#### Problem
Provide only the number of lines in the data below that contain the word "checking".

#### Material for the task
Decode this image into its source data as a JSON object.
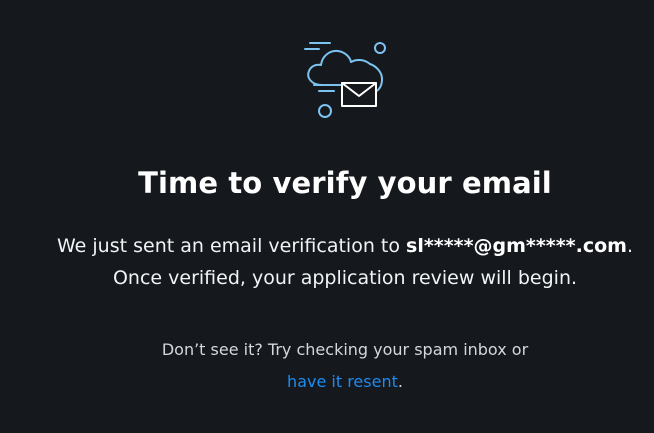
{
  "title": "Time to verify your email",
  "body": {
    "line1_prefix": "We just sent an email verification to ",
    "email": "sl*****@gm*****.com",
    "line1_suffix": ".",
    "line2": "Once verified, your application review will begin."
  },
  "hint": {
    "line1": "Don’t see it? Try checking your spam inbox or",
    "link_label": "have it resent",
    "link_suffix": "."
  },
  "icon": "email-cloud-icon",
  "colors": {
    "background": "#15181d",
    "accent": "#1d8bf0",
    "illustration": "#7cc3f0",
    "text": "#ffffff"
  }
}
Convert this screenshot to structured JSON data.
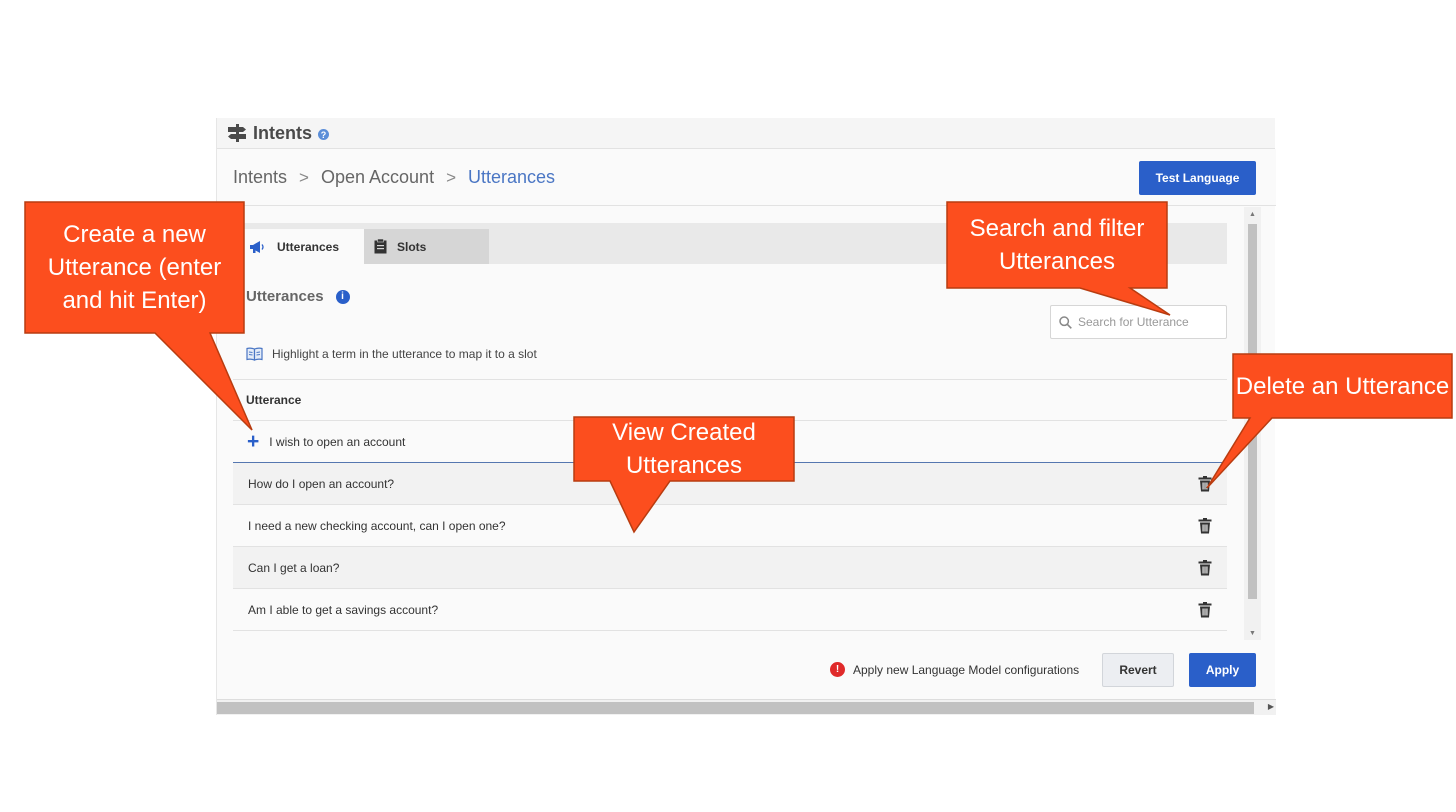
{
  "app": {
    "title": "Intents",
    "help_icon": "?"
  },
  "breadcrumb": {
    "items": [
      "Intents",
      "Open Account",
      "Utterances"
    ],
    "separator": ">"
  },
  "header": {
    "test_button": "Test Language"
  },
  "tabs": [
    {
      "label": "Utterances",
      "icon": "megaphone-icon",
      "active": true
    },
    {
      "label": "Slots",
      "icon": "clipboard-icon",
      "active": false
    }
  ],
  "section": {
    "title": "Utterances",
    "info_icon": "i"
  },
  "search": {
    "placeholder": "Search for Utterance"
  },
  "hint": "Highlight a term in the utterance to map it to a slot",
  "table": {
    "column_header": "Utterance",
    "new_input_value": "I wish to open an account",
    "rows": [
      "How do I open an account?",
      "I need a new checking account, can I open one?",
      "Can I get a loan?",
      "Am I able to get a savings account?"
    ]
  },
  "footer": {
    "warning_icon": "!",
    "warning": "Apply new Language Model configurations",
    "revert": "Revert",
    "apply": "Apply"
  },
  "callouts": {
    "create": "Create a new Utterance (enter and hit Enter)",
    "search": "Search and filter Utterances",
    "delete": "Delete an Utterance",
    "view": "View Created Utterances"
  },
  "colors": {
    "accent": "#2a5fc9",
    "callout_fill": "#fc4e1e",
    "callout_border": "#b83c10",
    "warning": "#e02a2a"
  }
}
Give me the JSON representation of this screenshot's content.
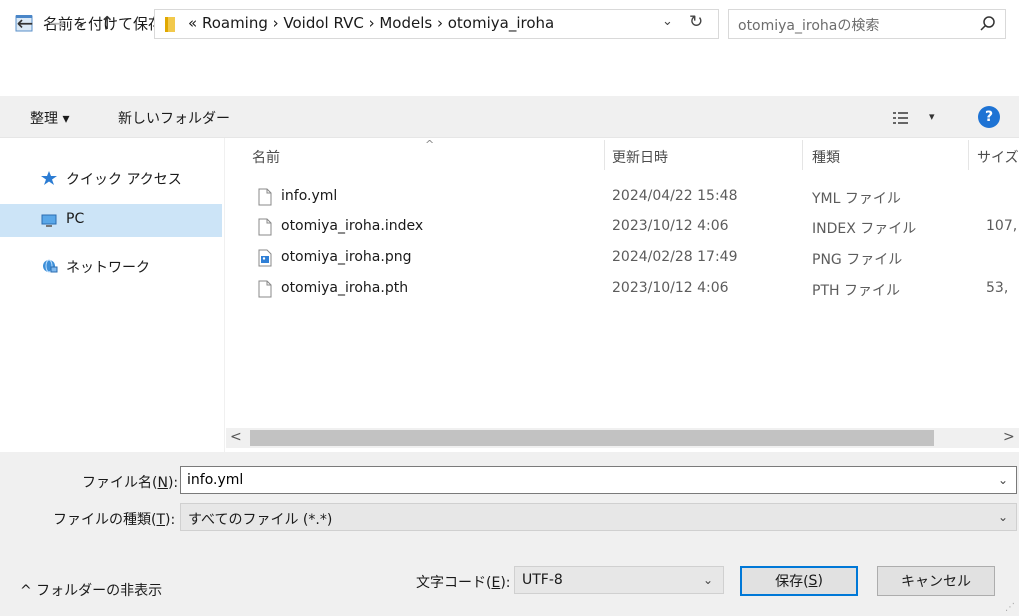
{
  "window": {
    "title": "名前を付けて保存",
    "close_glyph": "✕"
  },
  "address_bar": {
    "back_glyph": "←",
    "forward_glyph": "→",
    "recent_glyph": "⌄",
    "up_glyph": "↑",
    "breadcrumb": "« Roaming › Voidol RVC › Models › otomiya_iroha",
    "dropdown_glyph": "⌄",
    "refresh_glyph": "↻"
  },
  "search": {
    "placeholder": "otomiya_irohaの検索"
  },
  "toolbar": {
    "organize_label": "整理 ▾",
    "new_folder_label": "新しいフォルダー",
    "view_dropdown_glyph": "▾",
    "help_glyph": "?"
  },
  "nav_pane": {
    "items": [
      {
        "label": "クイック アクセス",
        "icon": "star-icon"
      },
      {
        "label": "PC",
        "icon": "computer-icon",
        "selected": true
      },
      {
        "label": "ネットワーク",
        "icon": "network-icon"
      }
    ]
  },
  "file_list": {
    "columns": [
      "名前",
      "更新日時",
      "種類",
      "サイズ"
    ],
    "sort_glyph": "^",
    "rows": [
      {
        "name": "info.yml",
        "date": "2024/04/22 15:48",
        "type": "YML ファイル",
        "size": "",
        "icon": "document-icon"
      },
      {
        "name": "otomiya_iroha.index",
        "date": "2023/10/12 4:06",
        "type": "INDEX ファイル",
        "size": "107,",
        "icon": "document-icon"
      },
      {
        "name": "otomiya_iroha.png",
        "date": "2024/02/28 17:49",
        "type": "PNG ファイル",
        "size": "",
        "icon": "image-file-icon"
      },
      {
        "name": "otomiya_iroha.pth",
        "date": "2023/10/12 4:06",
        "type": "PTH ファイル",
        "size": "53,",
        "icon": "document-icon"
      }
    ]
  },
  "scrollbar": {
    "left_glyph": "<",
    "right_glyph": ">"
  },
  "form": {
    "filename_label": "ファイル名(",
    "filename_key": "N",
    "filename_label_end": "):",
    "filename_value": "info.yml",
    "filetype_label": "ファイルの種類(",
    "filetype_key": "T",
    "filetype_label_end": "):",
    "filetype_value": "すべてのファイル (*.*)",
    "dropdown_glyph": "⌄"
  },
  "footer": {
    "hide_folders_label": "^ フォルダーの非表示",
    "encoding_label": "文字コード(",
    "encoding_key": "E",
    "encoding_label_end": "):",
    "encoding_value": "UTF-8",
    "save_label": "保存(",
    "save_key": "S",
    "save_label_end": ")",
    "cancel_label": "キャンセル",
    "grip_glyph": "⋰"
  },
  "colors": {
    "accent": "#0078d7",
    "selection": "#cce4f7",
    "panel": "#f0f0f0",
    "help": "#1e73d4"
  }
}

#### The output
2